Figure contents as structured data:
━━━━━━━━━━

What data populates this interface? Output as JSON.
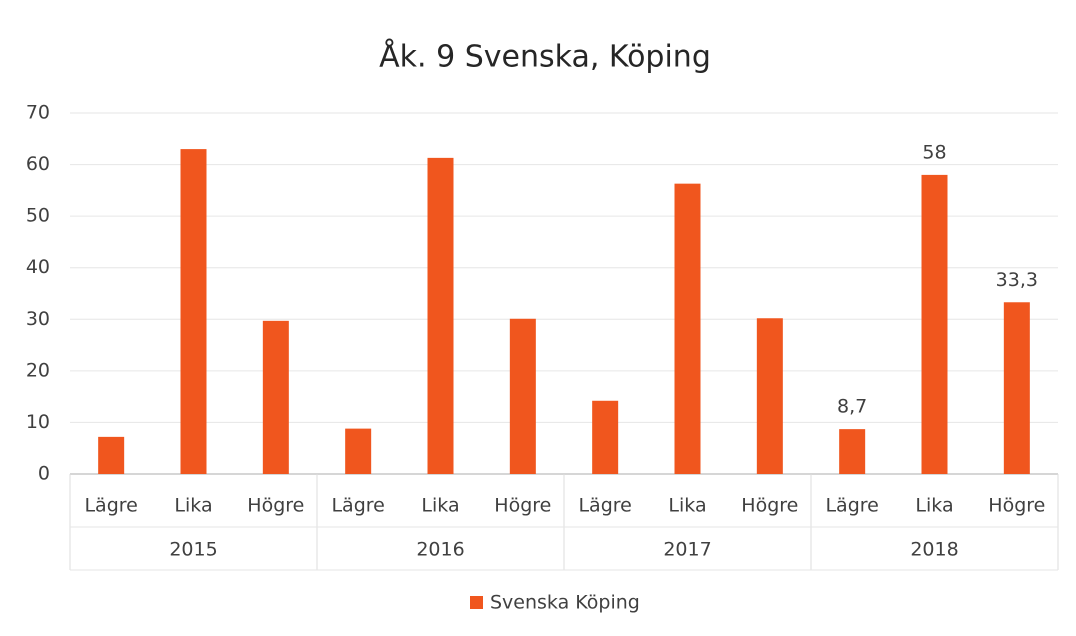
{
  "chart_data": {
    "type": "bar",
    "title": "Åk. 9 Svenska, Köping",
    "categories": [
      "Lägre",
      "Lika",
      "Högre",
      "Lägre",
      "Lika",
      "Högre",
      "Lägre",
      "Lika",
      "Högre",
      "Lägre",
      "Lika",
      "Högre"
    ],
    "category_groups": [
      "2015",
      "2016",
      "2017",
      "2018"
    ],
    "series": [
      {
        "name": "Svenska Köping",
        "color": "#f0561e",
        "values": [
          7.2,
          63,
          29.7,
          8.8,
          61.3,
          30.1,
          14.2,
          56.3,
          30.2,
          8.7,
          58,
          33.3
        ],
        "value_labels": [
          null,
          null,
          null,
          null,
          null,
          null,
          null,
          null,
          null,
          "8,7",
          "58",
          "33,3"
        ]
      }
    ],
    "ylim": [
      0,
      70
    ],
    "yticks": [
      0,
      10,
      20,
      30,
      40,
      50,
      60,
      70
    ],
    "grid": true,
    "legend": "bottom"
  }
}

━━━━━━━━━━

● **Written task**: Gather each line from the entries above that includes the word "Svenska".

● **Task output**:
    "title": "Åk. 9 Svenska, Köping",
        "name": "Svenska Köping",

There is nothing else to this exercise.